== TASK BRIEF ==
Send each entry back exactly as given, pictures excluded.

== RECORDS PROVIDED ==
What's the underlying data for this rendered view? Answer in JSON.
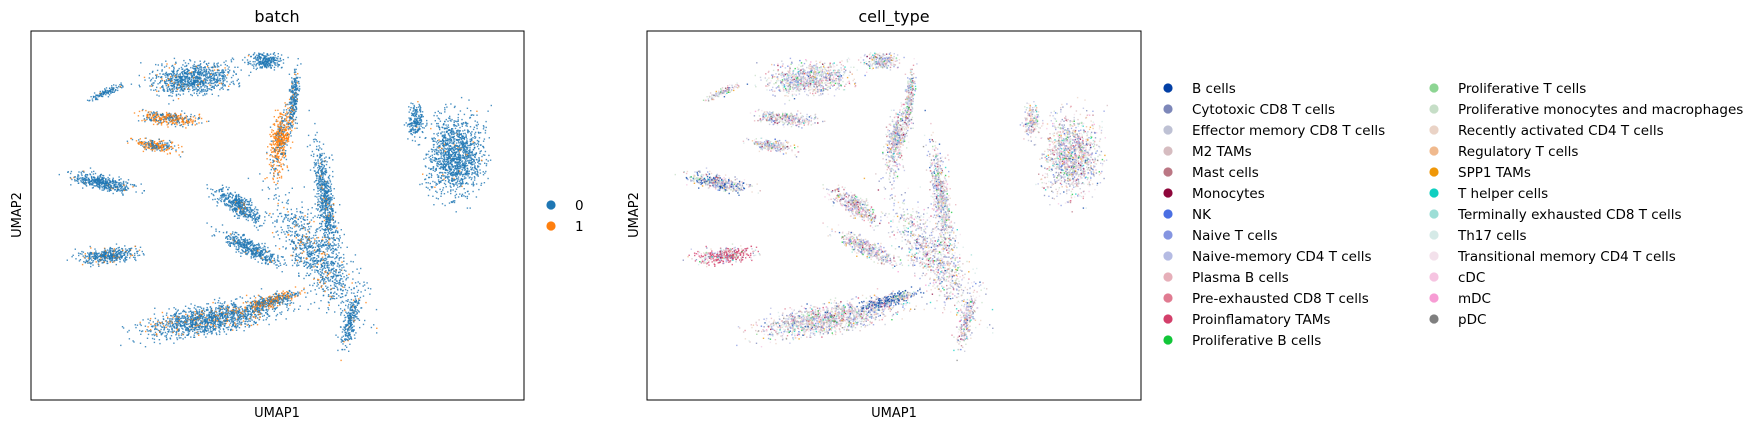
{
  "chart_data": [
    {
      "type": "scatter",
      "title": "batch",
      "xlabel": "UMAP1",
      "ylabel": "UMAP2",
      "grid": false,
      "ticks": "none",
      "legend": {
        "placement": "right",
        "entries": [
          {
            "label": "0",
            "color": "#1f77b4"
          },
          {
            "label": "1",
            "color": "#ff7f0e"
          }
        ]
      }
    },
    {
      "type": "scatter",
      "title": "cell_type",
      "xlabel": "UMAP1",
      "ylabel": "UMAP2",
      "grid": false,
      "ticks": "none",
      "legend": {
        "placement": "right",
        "columns": 2,
        "entries": [
          {
            "label": "B cells",
            "color": "#023fa5"
          },
          {
            "label": "Cytotoxic CD8 T cells",
            "color": "#7d87b9"
          },
          {
            "label": "Effector memory CD8 T cells",
            "color": "#bec1d4"
          },
          {
            "label": "M2 TAMs",
            "color": "#d6bcc0"
          },
          {
            "label": "Mast cells",
            "color": "#bb7784"
          },
          {
            "label": "Monocytes",
            "color": "#8e063b"
          },
          {
            "label": "NK",
            "color": "#4a6fe3"
          },
          {
            "label": "Naive T cells",
            "color": "#8595e1"
          },
          {
            "label": "Naive-memory CD4 T cells",
            "color": "#b5bbe3"
          },
          {
            "label": "Plasma B cells",
            "color": "#e6afb9"
          },
          {
            "label": "Pre-exhausted CD8 T cells",
            "color": "#e07b91"
          },
          {
            "label": "Proinflamatory TAMs",
            "color": "#d33f6a"
          },
          {
            "label": "Proliferative B cells",
            "color": "#11c638"
          },
          {
            "label": "Proliferative T cells",
            "color": "#8dd593"
          },
          {
            "label": "Proliferative monocytes and macrophages",
            "color": "#c6dec7"
          },
          {
            "label": "Recently activated CD4 T cells",
            "color": "#ead3c6"
          },
          {
            "label": "Regulatory T cells",
            "color": "#f0b98d"
          },
          {
            "label": "SPP1 TAMs",
            "color": "#ef9708"
          },
          {
            "label": "T helper cells",
            "color": "#0fcfc0"
          },
          {
            "label": "Terminally exhausted CD8 T cells",
            "color": "#9cded6"
          },
          {
            "label": "Th17 cells",
            "color": "#d5eae7"
          },
          {
            "label": "Transitional memory CD4 T cells",
            "color": "#f3e1eb"
          },
          {
            "label": "cDC",
            "color": "#f6c4e1"
          },
          {
            "label": "mDC",
            "color": "#f79cd4"
          },
          {
            "label": "pDC",
            "color": "#7f7f7f"
          }
        ]
      }
    }
  ]
}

== COMPLETED EXERCISE ==
What's the underlying data for this rendered view? Answer in JSON.
{
  "chart_data": [
    {
      "type": "scatter",
      "title": "batch",
      "xlabel": "UMAP1",
      "ylabel": "UMAP2",
      "grid": false,
      "ticks": "none",
      "legend": {
        "placement": "right",
        "entries": [
          {
            "label": "0",
            "color": "#1f77b4"
          },
          {
            "label": "1",
            "color": "#ff7f0e"
          }
        ]
      }
    },
    {
      "type": "scatter",
      "title": "cell_type",
      "xlabel": "UMAP1",
      "ylabel": "UMAP2",
      "grid": false,
      "ticks": "none",
      "legend": {
        "placement": "right",
        "columns": 2,
        "entries": [
          {
            "label": "B cells",
            "color": "#023fa5"
          },
          {
            "label": "Cytotoxic CD8 T cells",
            "color": "#7d87b9"
          },
          {
            "label": "Effector memory CD8 T cells",
            "color": "#bec1d4"
          },
          {
            "label": "M2 TAMs",
            "color": "#d6bcc0"
          },
          {
            "label": "Mast cells",
            "color": "#bb7784"
          },
          {
            "label": "Monocytes",
            "color": "#8e063b"
          },
          {
            "label": "NK",
            "color": "#4a6fe3"
          },
          {
            "label": "Naive T cells",
            "color": "#8595e1"
          },
          {
            "label": "Naive-memory CD4 T cells",
            "color": "#b5bbe3"
          },
          {
            "label": "Plasma B cells",
            "color": "#e6afb9"
          },
          {
            "label": "Pre-exhausted CD8 T cells",
            "color": "#e07b91"
          },
          {
            "label": "Proinflamatory TAMs",
            "color": "#d33f6a"
          },
          {
            "label": "Proliferative B cells",
            "color": "#11c638"
          },
          {
            "label": "Proliferative T cells",
            "color": "#8dd593"
          },
          {
            "label": "Proliferative monocytes and macrophages",
            "color": "#c6dec7"
          },
          {
            "label": "Recently activated CD4 T cells",
            "color": "#ead3c6"
          },
          {
            "label": "Regulatory T cells",
            "color": "#f0b98d"
          },
          {
            "label": "SPP1 TAMs",
            "color": "#ef9708"
          },
          {
            "label": "T helper cells",
            "color": "#0fcfc0"
          },
          {
            "label": "Terminally exhausted CD8 T cells",
            "color": "#9cded6"
          },
          {
            "label": "Th17 cells",
            "color": "#d5eae7"
          },
          {
            "label": "Transitional memory CD4 T cells",
            "color": "#f3e1eb"
          },
          {
            "label": "cDC",
            "color": "#f6c4e1"
          },
          {
            "label": "mDC",
            "color": "#f79cd4"
          },
          {
            "label": "pDC",
            "color": "#7f7f7f"
          }
        ]
      }
    }
  ]
}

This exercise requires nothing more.